● **EXERCISE OBJECTIVE**
Give back the full listing verbatim, apart from its images.
· · · · · · ·
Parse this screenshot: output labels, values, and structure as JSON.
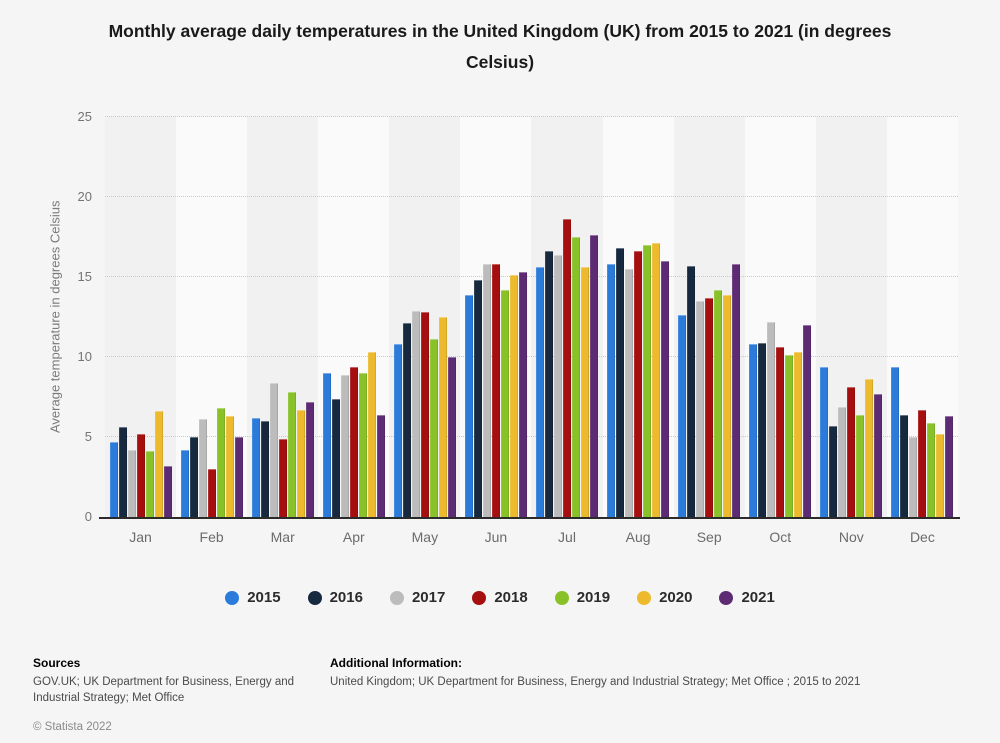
{
  "title": "Monthly average daily temperatures in the United Kingdom (UK) from 2015 to 2021 (in degrees Celsius)",
  "chart_data": {
    "type": "bar",
    "title": "Monthly average daily temperatures in the United Kingdom (UK) from 2015 to 2021 (in degrees Celsius)",
    "categories": [
      "Jan",
      "Feb",
      "Mar",
      "Apr",
      "May",
      "Jun",
      "Jul",
      "Aug",
      "Sep",
      "Oct",
      "Nov",
      "Dec"
    ],
    "series": [
      {
        "name": "2015",
        "color": "#2b7bda",
        "values": [
          4.7,
          4.2,
          6.2,
          9.0,
          10.8,
          13.9,
          15.6,
          15.8,
          12.6,
          10.8,
          9.4,
          9.4
        ]
      },
      {
        "name": "2016",
        "color": "#16293f",
        "values": [
          5.6,
          5.0,
          6.0,
          7.4,
          12.1,
          14.8,
          16.6,
          16.8,
          15.7,
          10.9,
          5.7,
          6.4
        ]
      },
      {
        "name": "2017",
        "color": "#bcbcbc",
        "values": [
          4.2,
          6.1,
          8.4,
          8.9,
          12.9,
          15.8,
          16.4,
          15.5,
          13.5,
          12.2,
          6.9,
          5.0
        ]
      },
      {
        "name": "2018",
        "color": "#a50f0f",
        "values": [
          5.2,
          3.0,
          4.9,
          9.4,
          12.8,
          15.8,
          18.6,
          16.6,
          13.7,
          10.6,
          8.1,
          6.7
        ]
      },
      {
        "name": "2019",
        "color": "#88c228",
        "values": [
          4.1,
          6.8,
          7.8,
          9.0,
          11.1,
          14.2,
          17.5,
          17.0,
          14.2,
          10.1,
          6.4,
          5.9
        ]
      },
      {
        "name": "2020",
        "color": "#ecba2c",
        "values": [
          6.6,
          6.3,
          6.7,
          10.3,
          12.5,
          15.1,
          15.6,
          17.1,
          13.9,
          10.3,
          8.6,
          5.2
        ]
      },
      {
        "name": "2021",
        "color": "#5d2b74",
        "values": [
          3.2,
          5.0,
          7.2,
          6.4,
          10.0,
          15.3,
          17.6,
          16.0,
          15.8,
          12.0,
          7.7,
          6.3
        ]
      }
    ],
    "xlabel": "",
    "ylabel": "Average temperature in degrees Celsius",
    "ylim": [
      0,
      25
    ],
    "yticks": [
      0,
      5,
      10,
      15,
      20,
      25
    ],
    "grid": "horizontal-dotted",
    "legend_position": "bottom",
    "plot_background": {
      "stripe_odd": "#f1f1f1",
      "stripe_even": "#fafafa"
    }
  },
  "footer": {
    "sources_label": "Sources",
    "sources_text": "GOV.UK; UK Department for Business, Energy and Industrial Strategy; Met Office",
    "copyright": "© Statista 2022",
    "additional_label": "Additional Information:",
    "additional_text": "United Kingdom; UK Department for Business, Energy and Industrial Strategy; Met Office ; 2015 to 2021"
  }
}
· · · · · · ·
● **EXERCISE SOLUTION**
Parse this screenshot: output labels, values, and structure as JSON.
{
  "title": "Monthly average daily temperatures in the United Kingdom (UK) from 2015 to 2021 (in degrees Celsius)",
  "chart_data": {
    "type": "bar",
    "title": "Monthly average daily temperatures in the United Kingdom (UK) from 2015 to 2021 (in degrees Celsius)",
    "categories": [
      "Jan",
      "Feb",
      "Mar",
      "Apr",
      "May",
      "Jun",
      "Jul",
      "Aug",
      "Sep",
      "Oct",
      "Nov",
      "Dec"
    ],
    "series": [
      {
        "name": "2015",
        "color": "#2b7bda",
        "values": [
          4.7,
          4.2,
          6.2,
          9.0,
          10.8,
          13.9,
          15.6,
          15.8,
          12.6,
          10.8,
          9.4,
          9.4
        ]
      },
      {
        "name": "2016",
        "color": "#16293f",
        "values": [
          5.6,
          5.0,
          6.0,
          7.4,
          12.1,
          14.8,
          16.6,
          16.8,
          15.7,
          10.9,
          5.7,
          6.4
        ]
      },
      {
        "name": "2017",
        "color": "#bcbcbc",
        "values": [
          4.2,
          6.1,
          8.4,
          8.9,
          12.9,
          15.8,
          16.4,
          15.5,
          13.5,
          12.2,
          6.9,
          5.0
        ]
      },
      {
        "name": "2018",
        "color": "#a50f0f",
        "values": [
          5.2,
          3.0,
          4.9,
          9.4,
          12.8,
          15.8,
          18.6,
          16.6,
          13.7,
          10.6,
          8.1,
          6.7
        ]
      },
      {
        "name": "2019",
        "color": "#88c228",
        "values": [
          4.1,
          6.8,
          7.8,
          9.0,
          11.1,
          14.2,
          17.5,
          17.0,
          14.2,
          10.1,
          6.4,
          5.9
        ]
      },
      {
        "name": "2020",
        "color": "#ecba2c",
        "values": [
          6.6,
          6.3,
          6.7,
          10.3,
          12.5,
          15.1,
          15.6,
          17.1,
          13.9,
          10.3,
          8.6,
          5.2
        ]
      },
      {
        "name": "2021",
        "color": "#5d2b74",
        "values": [
          3.2,
          5.0,
          7.2,
          6.4,
          10.0,
          15.3,
          17.6,
          16.0,
          15.8,
          12.0,
          7.7,
          6.3
        ]
      }
    ],
    "xlabel": "",
    "ylabel": "Average temperature in degrees Celsius",
    "ylim": [
      0,
      25
    ],
    "yticks": [
      0,
      5,
      10,
      15,
      20,
      25
    ],
    "grid": "horizontal-dotted",
    "legend_position": "bottom",
    "plot_background": {
      "stripe_odd": "#f1f1f1",
      "stripe_even": "#fafafa"
    }
  },
  "footer": {
    "sources_label": "Sources",
    "sources_text": "GOV.UK; UK Department for Business, Energy and Industrial Strategy; Met Office",
    "copyright": "© Statista 2022",
    "additional_label": "Additional Information:",
    "additional_text": "United Kingdom; UK Department for Business, Energy and Industrial Strategy; Met Office ; 2015 to 2021"
  }
}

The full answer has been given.